━━━━━ Extrait du document

Une chronique politique sans parti pris

Sous l’égide d’Erasme, premier des humanistes européens.

Sous l’égide d’Erasme, premier des humanistes européens.

Depuis 1992, la Suisse a participé au programme d’échange Erasmus créé en 1987 par l’UE : 40 658 étudiants ont quitté la Suisse, pour étudier dans une université étrangère ; 41 312 jeunes sont venus dans notre pays. Suite à l’acceptation de l’initiative sur l’immigration de masse en février 2014, les négociations pour l’association de la Suisse au programme Erasmus + ont été suspendues par l’UE. Une solution transitoire fut mise en place par la Suisse, d’abord applicable jusqu’à fin 2016, puis reconduite pour 2017. Le Secrétariat d’Etat à la Formation, à la Recherche et à l’Innovation avait indiqué que son but était une pleine participation au programme.

Finalement, ce ne sera pas le cas, on en restera à une solution provisoire, qui demande à chaque université d’exploiter son carnet d’adresses d’institutions étrangères, pour agencer une filière (éphémère) d’échanges au prix d’une bureaucratie supplémentaire et de la perte d’un accès plénier. Les parlementaires voteront cet automne le budget de cette solution durablement provisoire: 114 millions de francs sur trois ans. C’est trois fois moins que ce qu’aurait coûté une participation pleine et entière à Erasmus+, à l’estime du Conseil fédéral. Est-ce le véritable mobile de cette solution boiteuse ? En quoi est-ce une véritable économie ?

L’enjeu ? Permettre à des étudiants d’effectuer une partie de leurs études dans une université étrangère. L’intérêt ? Incidemment d’apprendre une langue étrangère en Allemagne, Espagne ou Grande-Bretagne. Mais là n’est pas l’essentiel. On touche au mécanisme essentiel de l’activité universitaire : l’accès à une institution transnationale. Sur notre planète, il existe une multitude de langues, une foule de religions, une pléthore de nations, mais il n’y a et ne peut y avoir qu’une seule science. Les sottes tentatives nazie et communiste de créer des sciences nationalistes ont piteusement échoué. Par exemple, l’interdiction avant 1988 pour les ingénieurs russes de participer aux colloques internationaux en informatique a réduit l’Union soviétique en pays sous-développé dans cette discipline maîtresse.

━━━━━━━━━━

# Problème posé 1
Dans la chronique sur la Suisse et Erasmus, quel budget les parlementaires voteront-ils cet automne pour la solution provisoire ?
# Problème posé 2
Veuillez poursuivre la chronique sur la Suisse et Erasmus à partir de sa dernière phrase.

━━━━━ Matériel fourni

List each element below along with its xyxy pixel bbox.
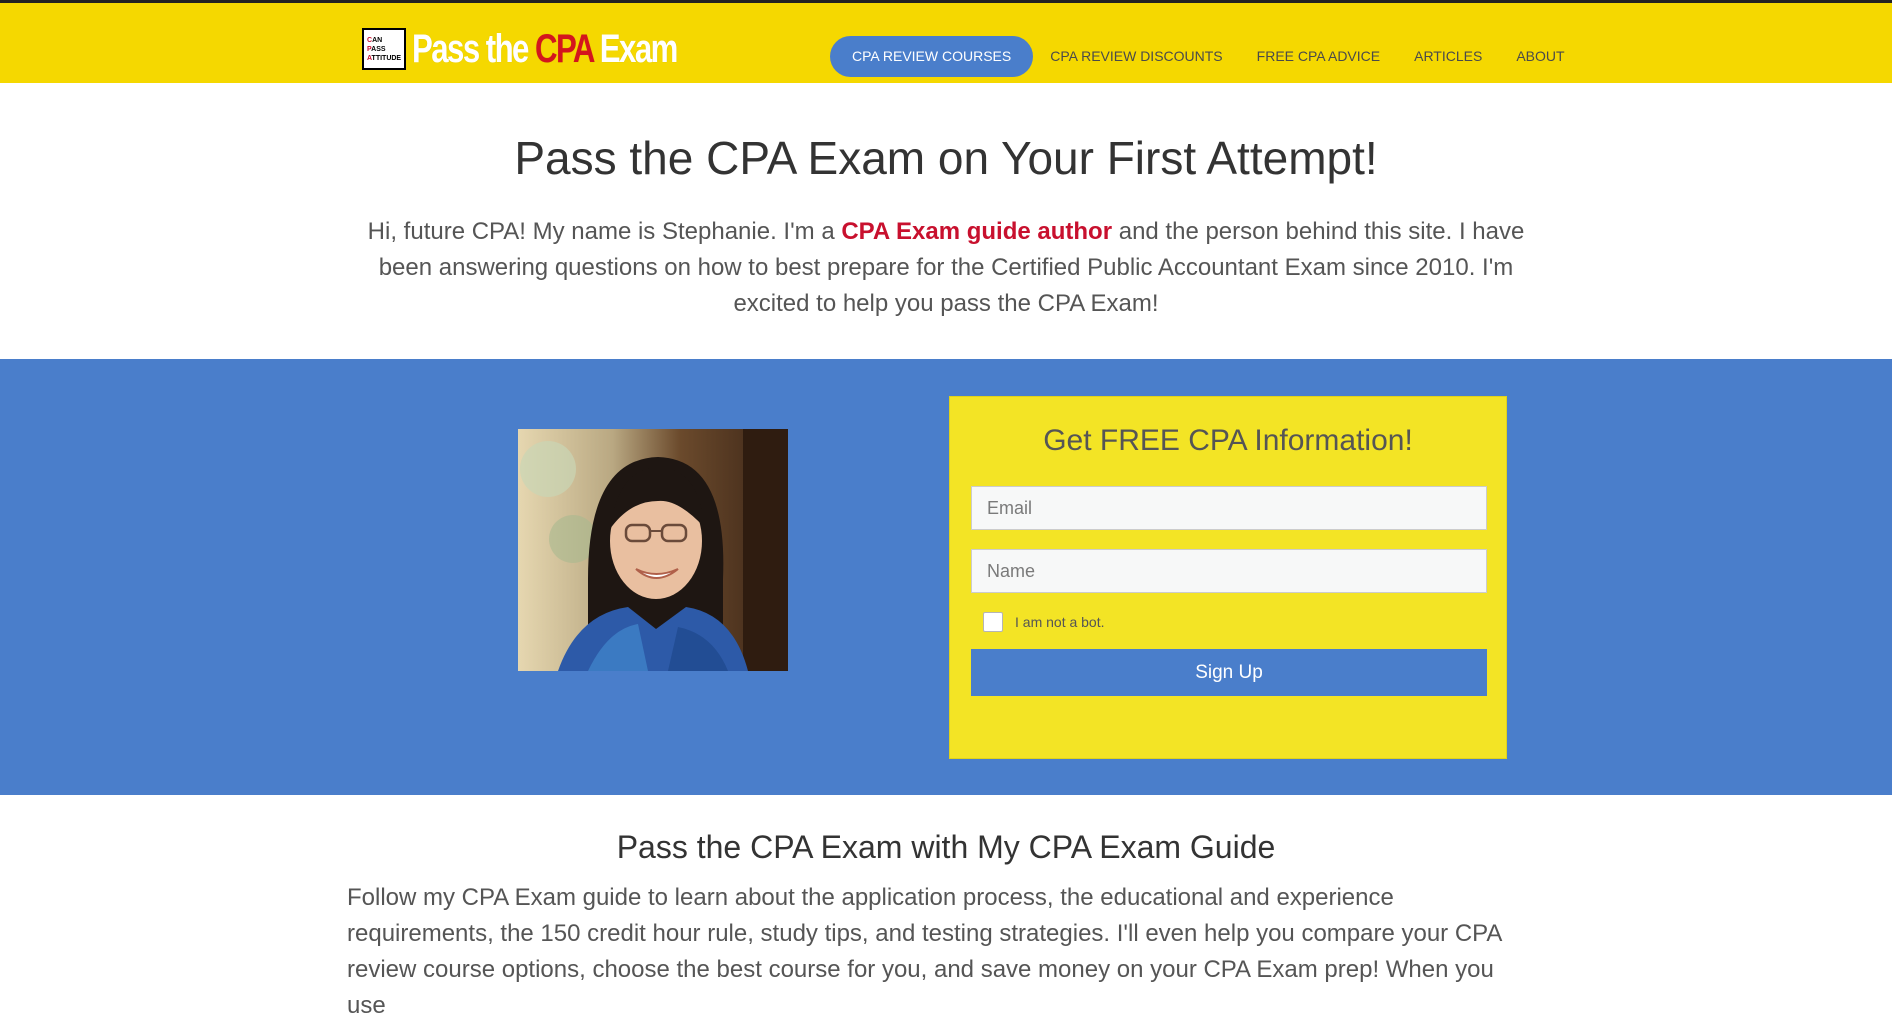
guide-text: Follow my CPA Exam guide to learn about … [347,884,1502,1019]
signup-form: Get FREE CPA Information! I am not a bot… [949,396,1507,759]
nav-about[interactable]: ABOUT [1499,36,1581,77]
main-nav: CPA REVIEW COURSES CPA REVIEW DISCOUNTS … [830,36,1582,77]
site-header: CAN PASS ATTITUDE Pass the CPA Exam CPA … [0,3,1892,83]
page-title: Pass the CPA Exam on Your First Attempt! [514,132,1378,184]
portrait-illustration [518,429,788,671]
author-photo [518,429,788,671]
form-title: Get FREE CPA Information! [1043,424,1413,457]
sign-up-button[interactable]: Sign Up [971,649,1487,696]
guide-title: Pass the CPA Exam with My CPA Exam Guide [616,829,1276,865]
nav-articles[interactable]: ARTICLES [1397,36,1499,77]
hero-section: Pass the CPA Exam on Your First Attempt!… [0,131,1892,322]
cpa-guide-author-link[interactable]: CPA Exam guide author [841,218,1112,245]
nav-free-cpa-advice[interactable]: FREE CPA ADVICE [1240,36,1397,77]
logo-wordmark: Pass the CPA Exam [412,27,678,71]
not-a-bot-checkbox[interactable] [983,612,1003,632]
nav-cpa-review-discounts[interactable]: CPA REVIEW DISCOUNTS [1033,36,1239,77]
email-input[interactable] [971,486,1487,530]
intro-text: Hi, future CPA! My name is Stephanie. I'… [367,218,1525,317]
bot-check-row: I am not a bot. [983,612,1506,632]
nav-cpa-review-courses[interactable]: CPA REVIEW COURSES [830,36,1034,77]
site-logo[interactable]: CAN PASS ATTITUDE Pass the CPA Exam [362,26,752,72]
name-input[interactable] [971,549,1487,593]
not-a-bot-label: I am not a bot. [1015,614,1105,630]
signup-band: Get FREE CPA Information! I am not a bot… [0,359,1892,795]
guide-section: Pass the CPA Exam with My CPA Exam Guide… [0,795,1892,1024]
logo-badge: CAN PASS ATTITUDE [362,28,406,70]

━━━━━━━━━━

# Réponse rédigée 1
114 millions de francs sur trois ans.

# Réponse rédigée 2
Pourquoi ce besoin de contacts concrets, matériels, physiques entre scientifiques ? Il semblerait que la profusion des revues scientifiques assure largement la transmission de l’avance des sciences et des techniques. Certes, mais l’essentiel est absent de ces papiers. On n’apprend pas la cuisine dans les livres ou dans les revues, mais en travaillant avec les meilleurs chefs. De même les laboratoires de recherche éminents conservent jalousement des recettes de cuisine, qui ne sont surtout pas publiées et qui font toute la différence. Il s’y perpétue une méthode que l’on peut seulement découvrir sur place. Les plus grandes découvertes sont souvent conditionnées par une discussion informelle autour d’une tasse de café ; deux cerveaux possèdent chacun une moitié de solution sans réussir à imaginer l’autre jusqu’à ce qu’une seule phrase la transmette.

Durant le courant de sa formation initiale, il est essentiel qu’un jeune étudiant se pénètre de cette réalité explicitée nulle part. Rien n’est pire pour une université que de sombrer dans l’ « inbreeding », la consanguinité académique, le renfermement d’une institution initialement prestigieuse sur elle-même, recrutant ses chercheurs et ses professeurs uniquement parmi ses propres diplômés. Le succès des universités américaines est né dans les années 30 de leur ouverture aux savants européens fuyant les persécutions. L’Europe s’est plainte de ce « brain drain », dont les conséquences économiques et politiques ont été démesurées. Elle en était la seule responsable, car le nationalisme sur le continent empêchait la libre circulation des scientifiques et les incitait à franchir l’Atlantique.

Certes, Erasmus ne fera pas la différence à lui seul, Horizon 2020 est autant voire davantage important. Mais il demeure essentiel d’apprendre aux plus jeunes qu’au-delà de leur nationalité ils accèdent à une communauté internationale, qui fonde secrètement l’unité du genre humain et dont ils ne peuvent s’exclure sans se tarir. L’esprit planétaire transcende la lettre d’une loi nationale. Le DEFR en est-il conscient ?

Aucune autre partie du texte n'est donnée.